• _STORED ROWS_:
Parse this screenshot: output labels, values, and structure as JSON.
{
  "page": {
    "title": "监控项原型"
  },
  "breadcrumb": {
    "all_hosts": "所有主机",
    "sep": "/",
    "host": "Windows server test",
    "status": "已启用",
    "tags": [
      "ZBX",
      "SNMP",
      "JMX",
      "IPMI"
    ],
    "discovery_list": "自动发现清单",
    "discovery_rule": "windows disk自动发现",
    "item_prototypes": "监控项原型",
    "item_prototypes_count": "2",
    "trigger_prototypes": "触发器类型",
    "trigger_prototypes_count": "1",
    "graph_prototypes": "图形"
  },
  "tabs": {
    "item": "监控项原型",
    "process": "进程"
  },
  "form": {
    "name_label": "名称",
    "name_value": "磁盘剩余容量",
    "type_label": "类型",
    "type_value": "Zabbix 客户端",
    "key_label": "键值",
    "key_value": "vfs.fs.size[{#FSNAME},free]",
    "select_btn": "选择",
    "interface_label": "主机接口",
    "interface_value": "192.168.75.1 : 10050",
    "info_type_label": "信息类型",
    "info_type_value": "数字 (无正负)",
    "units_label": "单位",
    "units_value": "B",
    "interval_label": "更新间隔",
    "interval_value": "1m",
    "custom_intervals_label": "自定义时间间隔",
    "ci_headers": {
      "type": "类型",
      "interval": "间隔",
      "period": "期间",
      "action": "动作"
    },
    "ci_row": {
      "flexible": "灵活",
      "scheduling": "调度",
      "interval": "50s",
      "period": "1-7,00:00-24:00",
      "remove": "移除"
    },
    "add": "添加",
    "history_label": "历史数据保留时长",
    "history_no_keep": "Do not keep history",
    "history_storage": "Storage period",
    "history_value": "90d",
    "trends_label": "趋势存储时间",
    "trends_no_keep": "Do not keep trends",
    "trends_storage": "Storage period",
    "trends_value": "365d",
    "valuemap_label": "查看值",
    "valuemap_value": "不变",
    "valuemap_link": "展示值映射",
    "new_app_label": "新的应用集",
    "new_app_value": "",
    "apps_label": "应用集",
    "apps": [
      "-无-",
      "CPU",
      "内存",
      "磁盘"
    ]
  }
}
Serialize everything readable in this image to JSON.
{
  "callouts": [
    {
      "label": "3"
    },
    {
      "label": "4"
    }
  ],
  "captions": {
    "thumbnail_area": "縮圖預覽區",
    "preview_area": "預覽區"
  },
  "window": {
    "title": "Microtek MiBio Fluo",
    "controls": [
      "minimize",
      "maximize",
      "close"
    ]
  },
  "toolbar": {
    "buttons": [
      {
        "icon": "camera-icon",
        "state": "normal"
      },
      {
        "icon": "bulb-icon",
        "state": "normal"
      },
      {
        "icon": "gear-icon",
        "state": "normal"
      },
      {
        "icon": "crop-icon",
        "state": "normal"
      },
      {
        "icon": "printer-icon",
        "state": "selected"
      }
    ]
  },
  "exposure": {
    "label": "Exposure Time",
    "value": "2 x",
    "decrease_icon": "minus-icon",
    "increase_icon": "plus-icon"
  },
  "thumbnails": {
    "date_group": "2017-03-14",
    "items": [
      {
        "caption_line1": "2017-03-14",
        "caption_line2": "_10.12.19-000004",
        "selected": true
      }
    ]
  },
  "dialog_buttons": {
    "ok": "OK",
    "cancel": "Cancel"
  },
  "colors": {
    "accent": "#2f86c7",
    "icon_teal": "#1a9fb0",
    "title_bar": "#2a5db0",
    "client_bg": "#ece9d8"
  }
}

---

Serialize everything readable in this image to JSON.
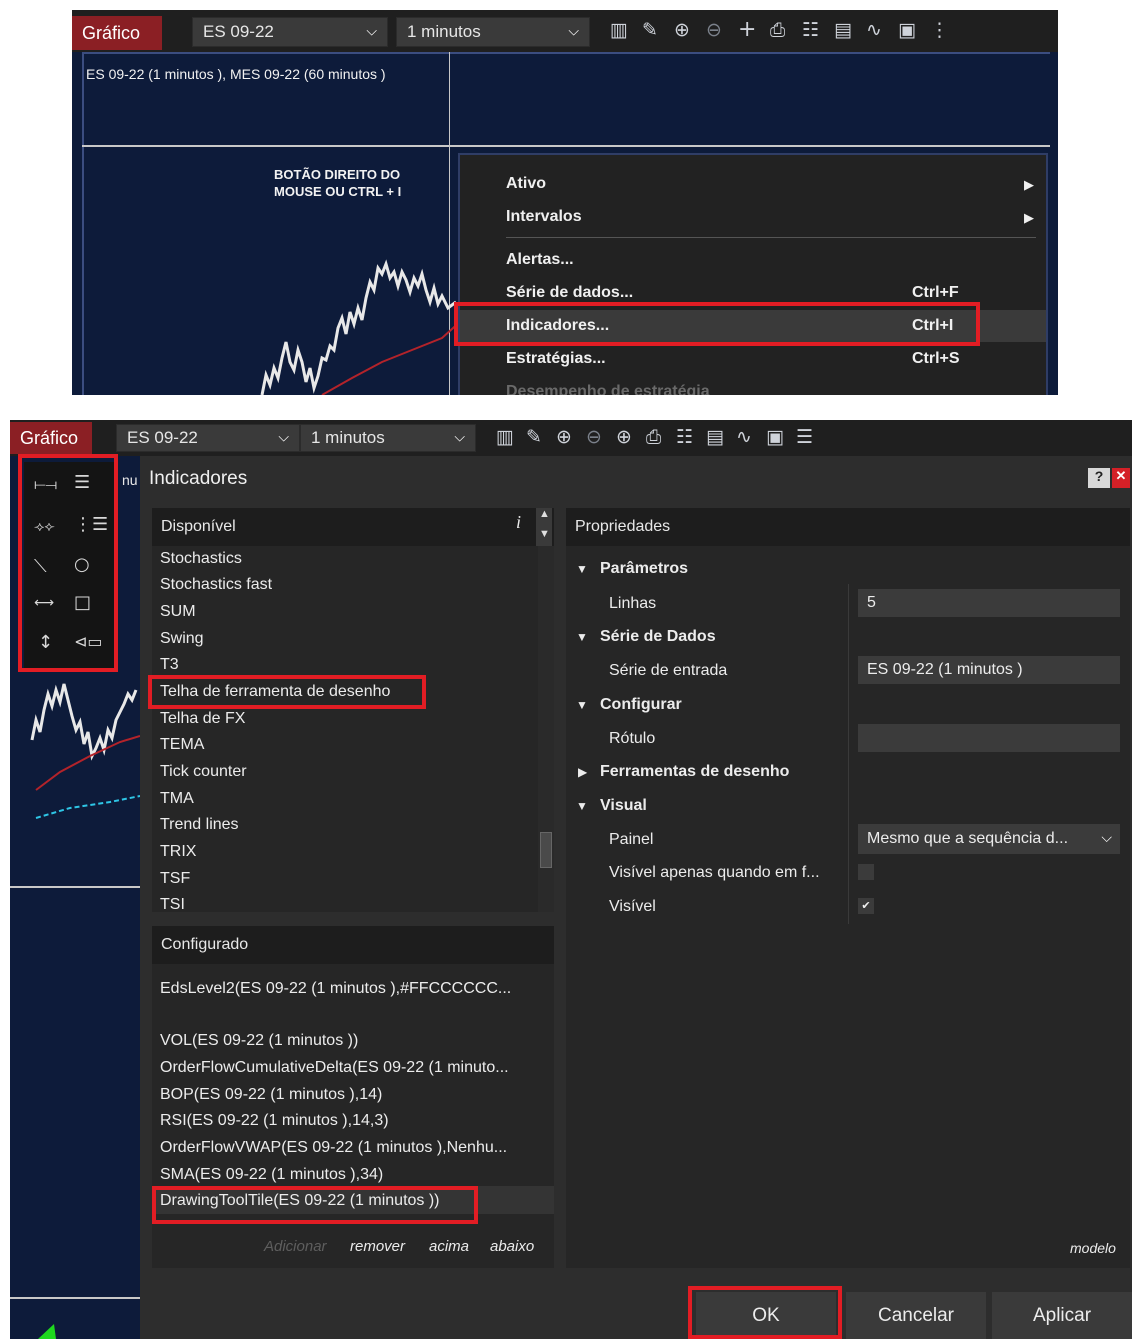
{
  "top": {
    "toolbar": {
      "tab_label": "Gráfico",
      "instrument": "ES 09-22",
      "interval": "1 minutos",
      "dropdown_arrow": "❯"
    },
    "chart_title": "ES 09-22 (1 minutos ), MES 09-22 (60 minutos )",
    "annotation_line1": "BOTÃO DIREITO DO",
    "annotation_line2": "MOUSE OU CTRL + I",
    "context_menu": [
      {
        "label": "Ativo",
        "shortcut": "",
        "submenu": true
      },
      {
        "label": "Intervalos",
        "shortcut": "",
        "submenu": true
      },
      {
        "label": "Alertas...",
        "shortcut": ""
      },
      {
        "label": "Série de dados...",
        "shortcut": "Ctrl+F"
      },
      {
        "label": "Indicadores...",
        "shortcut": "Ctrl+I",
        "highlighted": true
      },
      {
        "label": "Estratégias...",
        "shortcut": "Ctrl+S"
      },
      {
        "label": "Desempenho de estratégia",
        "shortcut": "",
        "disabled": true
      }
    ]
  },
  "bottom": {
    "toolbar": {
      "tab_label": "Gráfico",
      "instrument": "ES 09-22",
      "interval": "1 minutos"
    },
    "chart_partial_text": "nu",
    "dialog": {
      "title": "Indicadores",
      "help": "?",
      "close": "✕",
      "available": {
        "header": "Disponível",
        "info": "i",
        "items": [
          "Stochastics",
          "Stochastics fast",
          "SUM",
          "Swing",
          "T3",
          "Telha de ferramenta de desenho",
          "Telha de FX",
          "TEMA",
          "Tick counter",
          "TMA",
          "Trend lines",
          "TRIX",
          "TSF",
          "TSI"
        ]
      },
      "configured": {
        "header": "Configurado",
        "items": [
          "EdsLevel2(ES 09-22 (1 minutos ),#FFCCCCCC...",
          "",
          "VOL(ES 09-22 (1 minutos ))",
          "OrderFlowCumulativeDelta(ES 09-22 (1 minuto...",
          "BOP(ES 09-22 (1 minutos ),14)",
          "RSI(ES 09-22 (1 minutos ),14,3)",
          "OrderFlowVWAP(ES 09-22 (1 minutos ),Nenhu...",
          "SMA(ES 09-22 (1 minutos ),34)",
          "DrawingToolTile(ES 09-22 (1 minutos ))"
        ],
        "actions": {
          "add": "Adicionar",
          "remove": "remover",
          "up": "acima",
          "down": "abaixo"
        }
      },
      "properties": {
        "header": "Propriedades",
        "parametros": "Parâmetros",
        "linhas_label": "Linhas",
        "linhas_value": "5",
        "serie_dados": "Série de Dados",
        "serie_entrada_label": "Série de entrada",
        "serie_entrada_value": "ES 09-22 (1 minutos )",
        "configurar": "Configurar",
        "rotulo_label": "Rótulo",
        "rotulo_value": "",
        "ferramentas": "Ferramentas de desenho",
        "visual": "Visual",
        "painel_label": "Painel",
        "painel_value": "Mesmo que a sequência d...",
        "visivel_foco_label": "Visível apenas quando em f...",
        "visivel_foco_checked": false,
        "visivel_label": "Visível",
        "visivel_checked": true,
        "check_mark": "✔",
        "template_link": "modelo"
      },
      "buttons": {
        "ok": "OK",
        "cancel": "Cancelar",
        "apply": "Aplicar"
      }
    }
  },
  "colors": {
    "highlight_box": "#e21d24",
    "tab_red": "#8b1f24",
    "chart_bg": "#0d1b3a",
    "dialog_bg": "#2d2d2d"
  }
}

==

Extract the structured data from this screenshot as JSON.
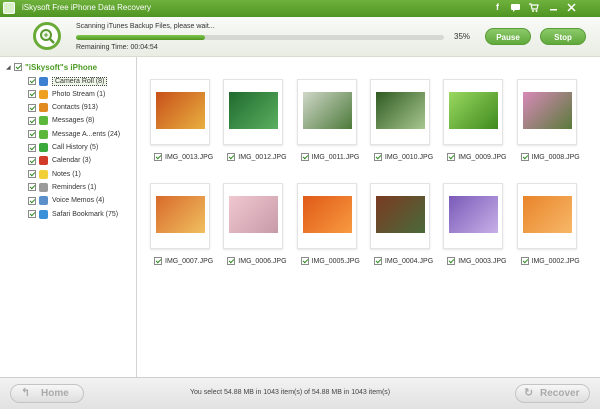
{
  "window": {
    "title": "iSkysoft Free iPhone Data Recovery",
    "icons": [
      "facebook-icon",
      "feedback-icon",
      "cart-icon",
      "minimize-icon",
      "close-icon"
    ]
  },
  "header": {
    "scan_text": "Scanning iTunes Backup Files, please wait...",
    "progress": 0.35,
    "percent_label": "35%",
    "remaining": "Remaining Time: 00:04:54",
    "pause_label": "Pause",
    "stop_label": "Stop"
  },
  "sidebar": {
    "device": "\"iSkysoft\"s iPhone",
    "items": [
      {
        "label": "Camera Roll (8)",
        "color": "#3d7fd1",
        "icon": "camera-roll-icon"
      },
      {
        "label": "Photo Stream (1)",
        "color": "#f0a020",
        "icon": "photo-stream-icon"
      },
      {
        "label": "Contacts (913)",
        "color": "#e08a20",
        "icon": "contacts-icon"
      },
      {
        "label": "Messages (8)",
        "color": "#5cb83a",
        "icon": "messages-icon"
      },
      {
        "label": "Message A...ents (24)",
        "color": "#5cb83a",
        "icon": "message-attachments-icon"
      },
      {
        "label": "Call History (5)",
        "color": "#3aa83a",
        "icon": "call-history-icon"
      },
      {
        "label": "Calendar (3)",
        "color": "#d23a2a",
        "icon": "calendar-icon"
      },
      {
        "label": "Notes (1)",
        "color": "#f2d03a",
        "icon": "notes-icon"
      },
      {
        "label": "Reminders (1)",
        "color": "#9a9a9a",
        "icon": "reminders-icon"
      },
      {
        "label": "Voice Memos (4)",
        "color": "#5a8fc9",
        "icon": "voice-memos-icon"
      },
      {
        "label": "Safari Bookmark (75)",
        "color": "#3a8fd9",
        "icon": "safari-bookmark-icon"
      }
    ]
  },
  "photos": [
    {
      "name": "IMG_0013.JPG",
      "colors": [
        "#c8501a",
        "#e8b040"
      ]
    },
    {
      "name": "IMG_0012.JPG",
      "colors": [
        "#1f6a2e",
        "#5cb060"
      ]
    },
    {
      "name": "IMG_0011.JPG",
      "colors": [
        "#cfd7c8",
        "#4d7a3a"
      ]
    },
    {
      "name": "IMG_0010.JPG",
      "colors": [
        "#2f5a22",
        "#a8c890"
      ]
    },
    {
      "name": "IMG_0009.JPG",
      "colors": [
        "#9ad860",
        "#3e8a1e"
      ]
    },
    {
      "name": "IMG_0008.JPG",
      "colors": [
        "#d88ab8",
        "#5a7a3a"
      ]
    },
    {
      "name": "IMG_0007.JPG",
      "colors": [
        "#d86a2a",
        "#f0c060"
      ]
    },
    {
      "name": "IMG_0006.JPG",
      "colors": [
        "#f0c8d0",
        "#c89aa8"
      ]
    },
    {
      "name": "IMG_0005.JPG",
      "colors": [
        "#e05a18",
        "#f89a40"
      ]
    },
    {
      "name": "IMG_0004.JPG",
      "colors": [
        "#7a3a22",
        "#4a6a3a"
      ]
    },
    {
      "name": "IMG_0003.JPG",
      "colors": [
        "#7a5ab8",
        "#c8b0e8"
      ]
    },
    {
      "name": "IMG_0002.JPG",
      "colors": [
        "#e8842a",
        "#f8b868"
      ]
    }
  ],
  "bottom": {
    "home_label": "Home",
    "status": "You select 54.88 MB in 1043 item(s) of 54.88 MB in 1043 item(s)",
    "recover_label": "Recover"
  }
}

• _PROMPT_:
Return each line that includes "shortcut".

• _ANSWER_:
        "shortcut": "",
        "shortcut": "",
        "shortcut": ""
        "shortcut": "Ctrl+F"
        "shortcut": "Ctrl+I",
        "shortcut": "Ctrl+S"
        "shortcut": "",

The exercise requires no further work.